→ Exercise objective:
Report every line from the material that contains the word "γένη".

→ Data section:
********************

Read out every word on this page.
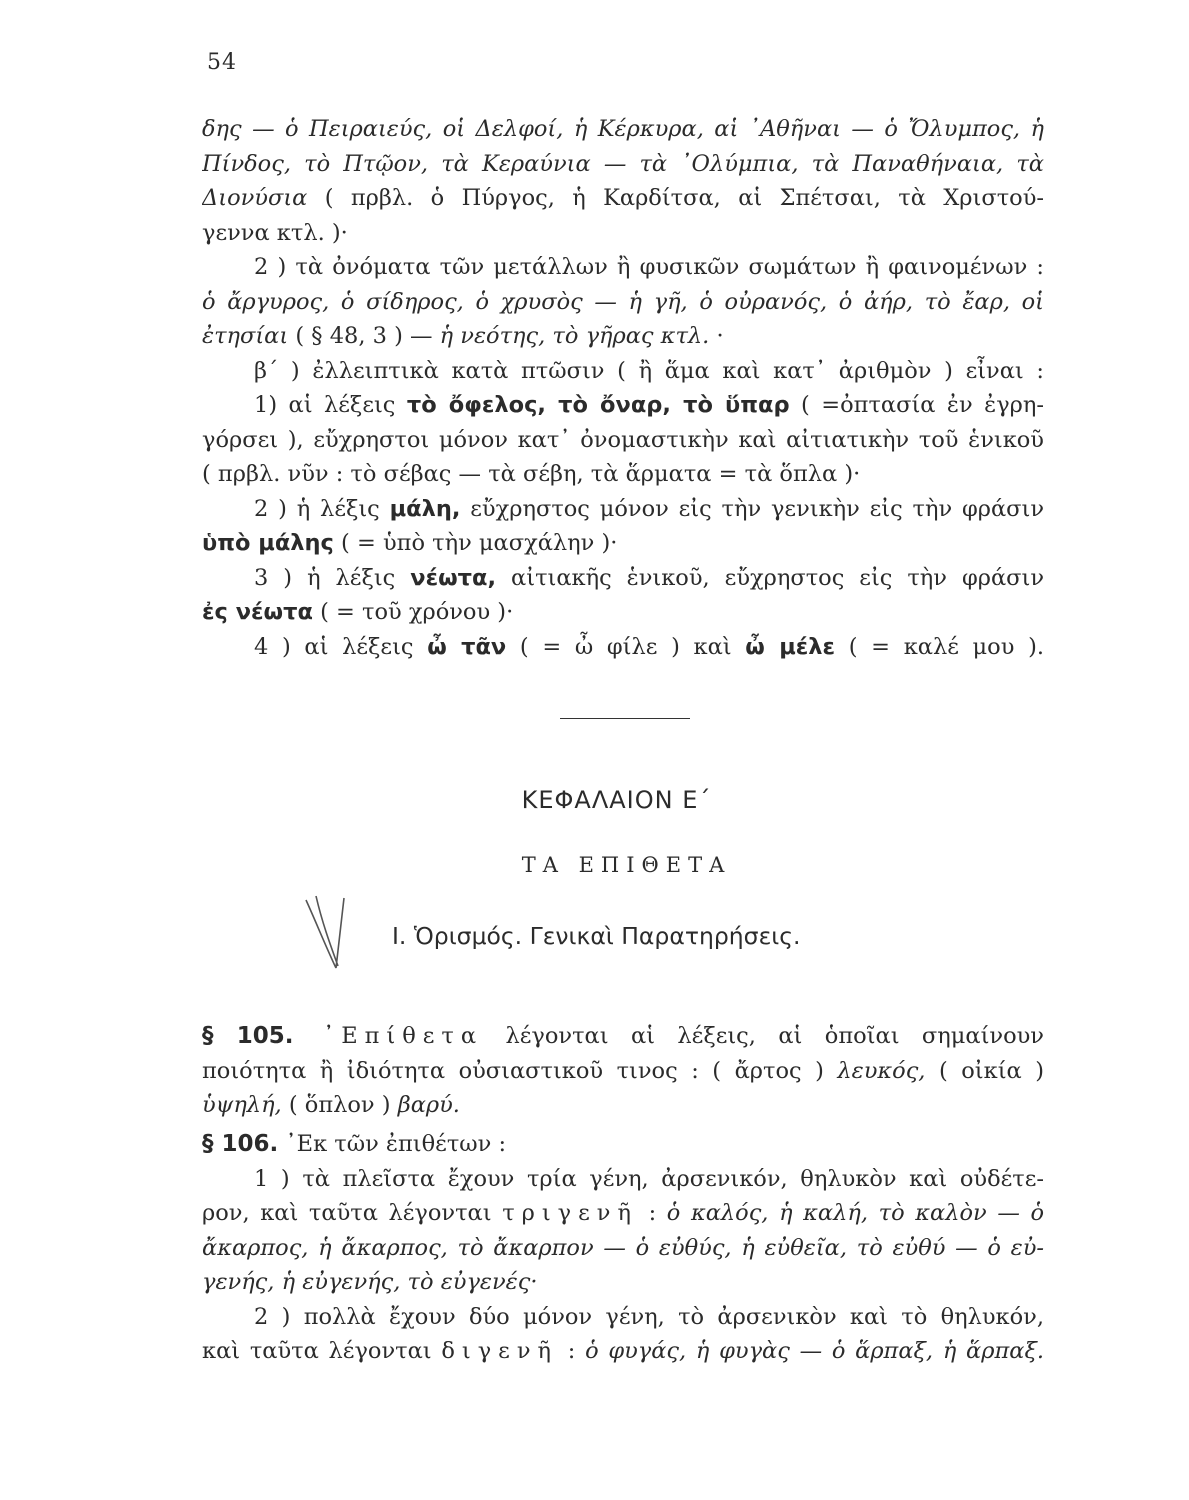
54
δης — ὁ Πειραιεύς, οἱ Δελφοί, ἡ Κέρκυρα, αἱ ᾿Αθῆναι — ὁ Ὄλυμπος, ἡ
Πίνδος, τὸ Πτῷον, τὰ Κεραύνια — τὰ ᾿Ολύμπια, τὰ Παναθήναια, τὰ
Διονύσια ( πρβλ. ὁ Πύργος, ἡ Καρδίτσα, αἱ Σπέτσαι, τὰ Χριστού-
γεννα κτλ. )·
2 ) τὰ ὀνόματα τῶν μετάλλων ἢ φυσικῶν σωμάτων ἢ φαινομένων :
ὁ ἄργυρος, ὁ σίδηρος, ὁ χρυσὸς — ἡ γῆ, ὁ οὐρανός, ὁ ἀήρ, τὸ ἔαρ, οἱ
ἐτησίαι ( § 48, 3 ) — ἡ νεότης, τὸ γῆρας κτλ. ·
β΄ ) ἐλλειπτικὰ κατὰ πτῶσιν ( ἢ ἅμα καὶ κατ᾿ ἀριθμὸν ) εἶναι :
1) αἱ λέξεις τὸ ὄφελος, τὸ ὄναρ, τὸ ὕπαρ ( =ὀπτασία ἐν ἐγρη-
γόρσει ), εὔχρηστοι μόνον κατ᾿ ὀνομαστικὴν καὶ αἰτιατικὴν τοῦ ἑνικοῦ
( πρβλ. νῦν : τὸ σέβας — τὰ σέβη, τὰ ἅρματα = τὰ ὅπλα )·
2 ) ἡ λέξις μάλη, εὔχρηστος μόνον εἰς τὴν γενικὴν εἰς τὴν φράσιν
ὑπὸ μάλης ( = ὑπὸ τὴν μασχάλην )·
3 ) ἡ λέξις νέωτα, αἰτιακῆς ἑνικοῦ, εὔχρηστος εἰς τὴν φράσιν
ἐς νέωτα ( = τοῦ χρόνου )·
4 ) αἱ λέξεις ὦ τᾶν ( = ὦ φίλε ) καὶ ὦ μέλε ( = καλέ μου ).
ΚΕΦΑΛΑΙΟΝ Ε΄
ΤΑ ΕΠΙΘΕΤΑ
Ι. Ὁρισμός. Γενικαὶ Παρατηρήσεις.
§ 105. ᾿Επίθετα λέγονται αἱ λέξεις, αἱ ὁποῖαι σημαίνουν
ποιότητα ἢ ἰδιότητα οὐσιαστικοῦ τινος : ( ἄρτος ) λευκός, ( οἰκία )
ὑψηλή, ( ὅπλον ) βαρύ.
§ 106. ᾿Εκ τῶν ἐπιθέτων :
1 ) τὰ πλεῖστα ἔχουν τρία γένη, ἀρσενικόν, θηλυκὸν καὶ οὐδέτε-
ρον, καὶ ταῦτα λέγονται τριγενῆ : ὁ καλός, ἡ καλή, τὸ καλὸν — ὁ
ἄκαρπος, ἡ ἄκαρπος, τὸ ἄκαρπον — ὁ εὐθύς, ἡ εὐθεῖα, τὸ εὐθύ — ὁ εὐ-
γενής, ἡ εὐγενής, τὸ εὐγενές·
2 ) πολλὰ ἔχουν δύο μόνον γένη, τὸ ἀρσενικὸν καὶ τὸ θηλυκόν,
καὶ ταῦτα λέγονται διγενῆ : ὁ φυγάς, ἡ φυγὰς — ὁ ἅρπαξ, ἡ ἅρπαξ.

********************

→ Answer below:
1 ) τὰ πλεῖστα ἔχουν τρία γένη, ἀρσενικόν, θηλυκὸν καὶ οὐδέτε-
2 ) πολλὰ ἔχουν δύο μόνον γένη, τὸ ἀρσενικὸν καὶ τὸ θηλυκόν,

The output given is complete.